REQUIRED WORK:
**a.** Answer the following from the Distributed Maintenance excerpt:
(i) According to the excerpt, what does labeling theory in sociology describe?
(ii) How many mechanisms produce the self-sustaining behavior of embedded narratives, and how do they operate?
(iii) Which type of cognitive processing does evaluating a counter-narrative require?
**b.** Continue the Distributed Maintenance excerpt after its final sentence.

SELECTED EXTRACT:
:::
What neither framework describes is the phase that follows all active processing: the phase in which no identifiable actor is doing anything, and the inverted narrative sustains itself. This phase is common, consequential, and poorly described in the existing literature. Targets who have successfully held original actors accountable and still find the inverted narrative stubbornly intact are not experiencing a mystery. They are experiencing a phenomenon the frameworks were not designed to address.

The relevant theoretical precedents exist in adjacent fields. Path dependence in economics describes how initial conditions constrain subsequent options through self-reinforcing feedback. Labeling theory in sociology describes how applied classifications persist and shape subsequent interpretation of behavior. Information cascade theory describes how individuals adopt beliefs based on observed behavior of others rather than independent evaluation. Stigma research describes how reputational damage compounds through reputational inertia. Institutional momentum describes how organizations continue processing interactions through established frameworks regardless of their accuracy.

None of these is Distributed Maintenance. The contribution this paper is attempting is not to claim that any of these mechanisms is novel. It is to claim that they operate together as a unified maintenance system — that their combination produces a dynamic whose behavior is qualitatively distinct from any of its components, and that this system-level behavior has practical implications for both targets and researchers that the component-level frameworks do not fully capture.

The system-level behavior is this: a damaging narrative, once embedded in sufficient institutional and social infrastructure, becomes self-sustaining through mechanisms that require no continued active input from any originating actor, and the target's attempts to correct the narrative are automatically processed by the system as confirmation of it. That feedback loop — in which correction attempts reinforce the narrative being corrected — is not describable through path dependence, labeling theory, information cascades, or stigma research individually. It emerges from their combination. That emergent behavior is what this paper is attempting to describe.


III. The Five Mechanisms of Distributed Maintenance

The self-sustaining behavior of embedded narratives is produced by five mechanisms operating simultaneously. They are individually familiar from the literatures cited above. Their combined operation produces a system whose persistence and self-reinforcing character are more than the sum of the parts.

Cognitive ease. The brain processes established narratives more efficiently than contested ones. Daniel Kahneman's distinction between fast and slow cognitive processing is relevant here: a narrative already in place can be processed through System 1 — fast, automatic, associative. Evaluating a counter-narrative requires System 2 — slow, deliberate, effortful. The community is not malicious for maintaining the established narrative. It is rational. Accepting the pre-assembled account is cheaper than evaluating the contested alternative. This creates a persistent asymmetry between the cost of maintenance and the cost of updating that favors the established narrative regardless of its accuracy.
:::
MATERIAL PROVIDED:
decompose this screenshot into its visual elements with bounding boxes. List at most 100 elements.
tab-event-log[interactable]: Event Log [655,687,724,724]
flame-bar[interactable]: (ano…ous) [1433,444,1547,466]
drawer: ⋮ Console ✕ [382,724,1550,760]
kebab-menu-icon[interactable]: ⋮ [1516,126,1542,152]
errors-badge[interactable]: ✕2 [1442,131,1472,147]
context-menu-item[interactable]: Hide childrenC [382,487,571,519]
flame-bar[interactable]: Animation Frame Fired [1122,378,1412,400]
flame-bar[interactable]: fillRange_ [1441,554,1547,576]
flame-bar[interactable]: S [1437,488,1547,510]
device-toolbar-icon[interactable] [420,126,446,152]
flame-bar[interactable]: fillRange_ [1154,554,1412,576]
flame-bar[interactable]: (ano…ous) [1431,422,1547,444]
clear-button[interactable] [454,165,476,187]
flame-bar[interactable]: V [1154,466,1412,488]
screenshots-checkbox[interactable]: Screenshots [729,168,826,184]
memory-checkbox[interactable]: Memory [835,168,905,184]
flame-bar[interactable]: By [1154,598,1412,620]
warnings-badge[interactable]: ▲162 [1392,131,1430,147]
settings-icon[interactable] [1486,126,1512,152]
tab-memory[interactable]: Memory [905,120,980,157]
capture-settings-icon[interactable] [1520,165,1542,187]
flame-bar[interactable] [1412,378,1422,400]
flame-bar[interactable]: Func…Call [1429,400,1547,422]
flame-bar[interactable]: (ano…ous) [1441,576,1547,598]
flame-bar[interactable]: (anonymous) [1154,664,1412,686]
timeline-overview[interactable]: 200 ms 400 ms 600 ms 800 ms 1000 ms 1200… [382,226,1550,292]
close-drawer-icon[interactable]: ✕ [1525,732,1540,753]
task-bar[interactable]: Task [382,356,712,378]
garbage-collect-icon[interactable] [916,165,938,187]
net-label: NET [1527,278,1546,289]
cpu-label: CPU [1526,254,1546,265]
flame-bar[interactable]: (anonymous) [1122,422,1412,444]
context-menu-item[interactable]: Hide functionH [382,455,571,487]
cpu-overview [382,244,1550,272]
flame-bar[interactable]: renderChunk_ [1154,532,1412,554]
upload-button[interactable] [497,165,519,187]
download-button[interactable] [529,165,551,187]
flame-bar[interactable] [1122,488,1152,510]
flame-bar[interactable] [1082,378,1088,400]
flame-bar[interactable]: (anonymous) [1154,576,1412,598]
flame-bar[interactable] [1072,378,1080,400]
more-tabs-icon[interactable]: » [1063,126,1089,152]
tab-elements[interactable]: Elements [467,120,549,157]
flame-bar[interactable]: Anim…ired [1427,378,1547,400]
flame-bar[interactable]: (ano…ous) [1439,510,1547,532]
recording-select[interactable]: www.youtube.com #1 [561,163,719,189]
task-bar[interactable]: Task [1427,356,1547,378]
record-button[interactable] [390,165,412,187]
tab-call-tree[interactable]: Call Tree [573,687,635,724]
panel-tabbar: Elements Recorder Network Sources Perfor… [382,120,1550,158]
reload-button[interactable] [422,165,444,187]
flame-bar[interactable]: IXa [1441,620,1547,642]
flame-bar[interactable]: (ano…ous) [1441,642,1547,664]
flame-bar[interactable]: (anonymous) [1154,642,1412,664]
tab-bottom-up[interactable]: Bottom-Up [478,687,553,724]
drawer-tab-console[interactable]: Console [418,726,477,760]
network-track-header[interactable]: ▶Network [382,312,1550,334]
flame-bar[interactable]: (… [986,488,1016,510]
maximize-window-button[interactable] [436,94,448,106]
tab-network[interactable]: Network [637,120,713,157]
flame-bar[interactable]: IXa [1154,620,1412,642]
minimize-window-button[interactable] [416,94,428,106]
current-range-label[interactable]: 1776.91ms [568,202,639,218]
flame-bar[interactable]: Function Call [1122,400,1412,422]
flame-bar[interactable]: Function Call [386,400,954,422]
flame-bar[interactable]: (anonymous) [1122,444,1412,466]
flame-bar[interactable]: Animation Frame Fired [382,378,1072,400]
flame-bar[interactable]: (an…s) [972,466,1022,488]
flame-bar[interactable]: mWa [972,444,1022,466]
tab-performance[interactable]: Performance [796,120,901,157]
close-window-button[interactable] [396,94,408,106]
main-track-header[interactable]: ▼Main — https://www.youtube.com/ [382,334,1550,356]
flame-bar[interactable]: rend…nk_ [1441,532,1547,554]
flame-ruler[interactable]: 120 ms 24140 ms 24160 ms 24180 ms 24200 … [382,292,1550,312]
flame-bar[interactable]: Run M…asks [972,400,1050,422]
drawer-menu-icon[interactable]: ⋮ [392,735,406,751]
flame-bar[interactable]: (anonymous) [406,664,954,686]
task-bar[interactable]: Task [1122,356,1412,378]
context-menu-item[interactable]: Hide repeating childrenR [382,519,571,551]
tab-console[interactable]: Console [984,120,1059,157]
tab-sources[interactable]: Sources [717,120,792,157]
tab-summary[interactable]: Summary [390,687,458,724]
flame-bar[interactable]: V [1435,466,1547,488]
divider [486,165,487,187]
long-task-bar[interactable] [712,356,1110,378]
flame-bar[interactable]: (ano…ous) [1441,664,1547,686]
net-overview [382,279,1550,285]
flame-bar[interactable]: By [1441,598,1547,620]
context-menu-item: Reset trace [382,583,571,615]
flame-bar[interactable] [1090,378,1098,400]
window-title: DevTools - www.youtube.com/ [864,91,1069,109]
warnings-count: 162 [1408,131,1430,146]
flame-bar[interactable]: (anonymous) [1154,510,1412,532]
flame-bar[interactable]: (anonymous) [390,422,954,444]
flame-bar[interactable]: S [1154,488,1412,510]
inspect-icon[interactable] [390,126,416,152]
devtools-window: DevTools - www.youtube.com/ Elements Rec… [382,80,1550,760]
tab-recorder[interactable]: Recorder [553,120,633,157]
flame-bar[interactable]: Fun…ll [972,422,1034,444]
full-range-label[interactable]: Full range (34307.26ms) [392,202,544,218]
:::
ANSWERS TO THE EXERCISE:
**a.**
(i) It describes how applied classifications persist and shape subsequent interpretation of behavior.
(ii) Five mechanisms, operating simultaneously.
(iii) System 2, which is slow, deliberate, and effortful.

**b.**
Conflict avoidance. Engaging with a target's counter-narrative requires a bystander to take a position in a contested dispute. Most people will not pay this social cost without strong incentive. Passivity defaults to the narrative with institutional backing. The silence that looks like neutrality is functionally indistinguishable from maintenance — it reproduces the narrative's social hold without requiring active endorsement. This is why socially expensive narratives are more durable than their accuracy warrants: challenging them costs more than accepting them, and silence sustains them.

Social centrality preference. When parties to a dispute have different social embeddedness — one more connected to the community's institutional and relational networks — bystanders default toward the more central party. This is a social cognition heuristic: people who are institutionally and relationally embedded are treated as more credible by default. The heuristic is generally useful. In the context of a loaded social system, it is exploited — either deliberately by actors who cultivate social centrality before deploying a narrative inversion, or inadvertently by institutional processes that weight the testimony of connected parties more heavily than isolated ones.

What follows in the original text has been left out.